WHAT YOU ARE ASKED TO DO - Single out the lines that include the word "this". Copy them.

# # # # # # #

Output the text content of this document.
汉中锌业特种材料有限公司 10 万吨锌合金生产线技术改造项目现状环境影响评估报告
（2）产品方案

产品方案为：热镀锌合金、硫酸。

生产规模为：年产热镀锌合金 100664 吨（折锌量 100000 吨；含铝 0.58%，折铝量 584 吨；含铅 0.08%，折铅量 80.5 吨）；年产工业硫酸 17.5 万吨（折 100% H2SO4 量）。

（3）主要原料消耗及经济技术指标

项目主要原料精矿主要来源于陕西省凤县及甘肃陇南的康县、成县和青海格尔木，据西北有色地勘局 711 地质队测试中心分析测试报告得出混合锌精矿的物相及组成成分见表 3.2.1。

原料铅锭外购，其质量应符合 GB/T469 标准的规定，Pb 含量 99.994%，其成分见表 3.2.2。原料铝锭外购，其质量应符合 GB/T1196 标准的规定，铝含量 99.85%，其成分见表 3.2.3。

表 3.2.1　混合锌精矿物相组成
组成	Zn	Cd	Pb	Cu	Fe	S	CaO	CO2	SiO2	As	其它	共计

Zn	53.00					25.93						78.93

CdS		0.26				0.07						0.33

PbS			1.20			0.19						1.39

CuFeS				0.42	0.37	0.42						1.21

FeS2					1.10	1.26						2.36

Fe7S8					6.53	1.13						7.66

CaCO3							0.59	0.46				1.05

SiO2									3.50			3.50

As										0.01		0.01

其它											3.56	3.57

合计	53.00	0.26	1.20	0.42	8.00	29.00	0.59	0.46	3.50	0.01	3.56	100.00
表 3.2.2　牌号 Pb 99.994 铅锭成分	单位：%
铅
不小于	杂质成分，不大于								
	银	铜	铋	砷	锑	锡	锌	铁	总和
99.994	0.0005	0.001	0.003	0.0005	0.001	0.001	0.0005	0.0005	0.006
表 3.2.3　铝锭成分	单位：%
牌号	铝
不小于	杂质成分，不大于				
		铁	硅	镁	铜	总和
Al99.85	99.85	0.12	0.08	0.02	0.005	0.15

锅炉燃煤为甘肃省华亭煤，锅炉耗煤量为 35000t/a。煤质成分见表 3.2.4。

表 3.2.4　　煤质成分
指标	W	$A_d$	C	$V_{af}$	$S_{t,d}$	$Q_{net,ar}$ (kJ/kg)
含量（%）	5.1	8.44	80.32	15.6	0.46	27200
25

# # # # # # #

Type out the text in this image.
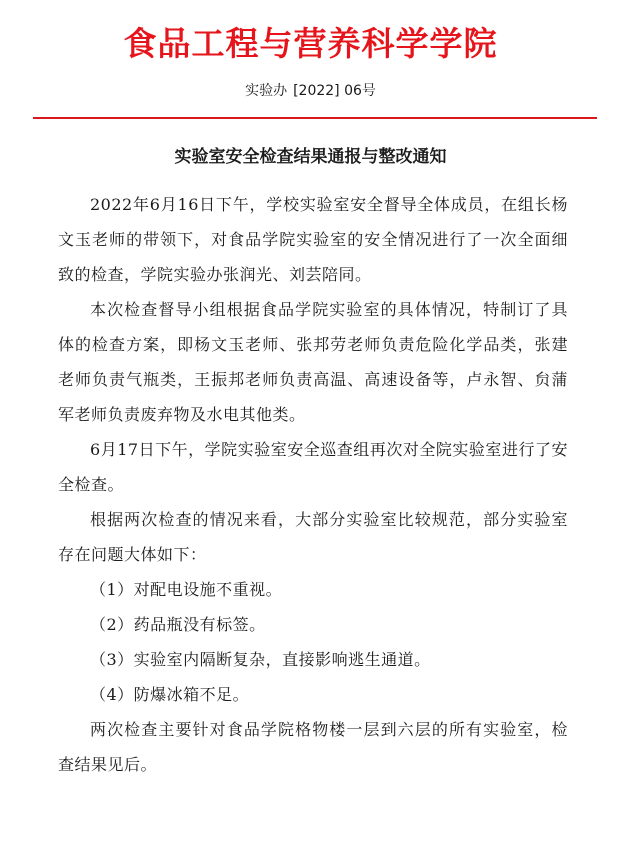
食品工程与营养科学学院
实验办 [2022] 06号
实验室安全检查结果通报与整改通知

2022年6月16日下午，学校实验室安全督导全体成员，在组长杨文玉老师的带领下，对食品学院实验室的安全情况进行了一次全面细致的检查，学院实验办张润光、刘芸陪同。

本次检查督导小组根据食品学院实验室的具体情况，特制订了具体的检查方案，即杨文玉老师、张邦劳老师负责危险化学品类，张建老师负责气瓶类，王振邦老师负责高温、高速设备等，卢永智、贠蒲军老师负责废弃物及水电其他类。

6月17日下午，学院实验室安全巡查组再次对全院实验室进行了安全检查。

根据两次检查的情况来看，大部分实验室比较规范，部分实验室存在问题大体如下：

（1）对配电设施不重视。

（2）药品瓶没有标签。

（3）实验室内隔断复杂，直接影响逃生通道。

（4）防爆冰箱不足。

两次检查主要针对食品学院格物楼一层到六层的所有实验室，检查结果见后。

# # # # # # #

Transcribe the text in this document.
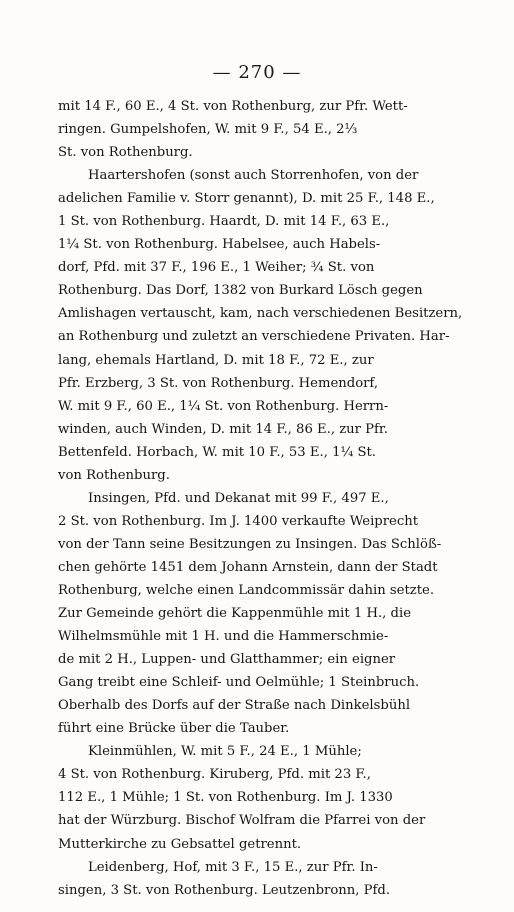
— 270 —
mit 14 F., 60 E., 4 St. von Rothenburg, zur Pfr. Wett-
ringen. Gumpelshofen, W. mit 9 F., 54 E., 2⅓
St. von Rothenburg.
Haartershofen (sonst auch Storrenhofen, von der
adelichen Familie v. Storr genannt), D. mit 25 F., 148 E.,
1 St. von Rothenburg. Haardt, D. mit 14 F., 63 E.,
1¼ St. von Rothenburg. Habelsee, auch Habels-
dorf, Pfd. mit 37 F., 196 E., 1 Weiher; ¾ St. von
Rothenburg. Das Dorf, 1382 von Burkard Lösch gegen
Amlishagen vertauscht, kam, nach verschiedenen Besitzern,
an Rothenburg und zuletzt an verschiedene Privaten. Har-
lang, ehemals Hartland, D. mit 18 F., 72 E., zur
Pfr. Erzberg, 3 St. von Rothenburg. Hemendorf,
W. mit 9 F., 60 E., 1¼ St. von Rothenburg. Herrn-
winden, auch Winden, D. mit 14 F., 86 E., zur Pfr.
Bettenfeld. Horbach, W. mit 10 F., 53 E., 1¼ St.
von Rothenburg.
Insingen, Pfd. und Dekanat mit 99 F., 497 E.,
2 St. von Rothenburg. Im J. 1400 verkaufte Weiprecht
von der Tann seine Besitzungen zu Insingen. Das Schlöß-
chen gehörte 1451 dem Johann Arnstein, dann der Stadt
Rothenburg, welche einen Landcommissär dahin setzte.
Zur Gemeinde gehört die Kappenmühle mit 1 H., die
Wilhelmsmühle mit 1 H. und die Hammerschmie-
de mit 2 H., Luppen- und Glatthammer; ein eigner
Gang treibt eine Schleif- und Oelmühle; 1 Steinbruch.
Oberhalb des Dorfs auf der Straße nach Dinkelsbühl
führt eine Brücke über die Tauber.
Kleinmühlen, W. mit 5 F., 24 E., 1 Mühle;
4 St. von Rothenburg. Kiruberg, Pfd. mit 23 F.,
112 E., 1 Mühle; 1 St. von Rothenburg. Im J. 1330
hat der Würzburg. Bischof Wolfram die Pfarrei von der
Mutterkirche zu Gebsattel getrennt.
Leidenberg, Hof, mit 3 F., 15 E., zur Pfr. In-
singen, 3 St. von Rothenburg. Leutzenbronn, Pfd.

# # # # # # #

SOLUTION BELOW -
Output the text content of this document.
Type out the text in this image.
Transcribe the text in this document.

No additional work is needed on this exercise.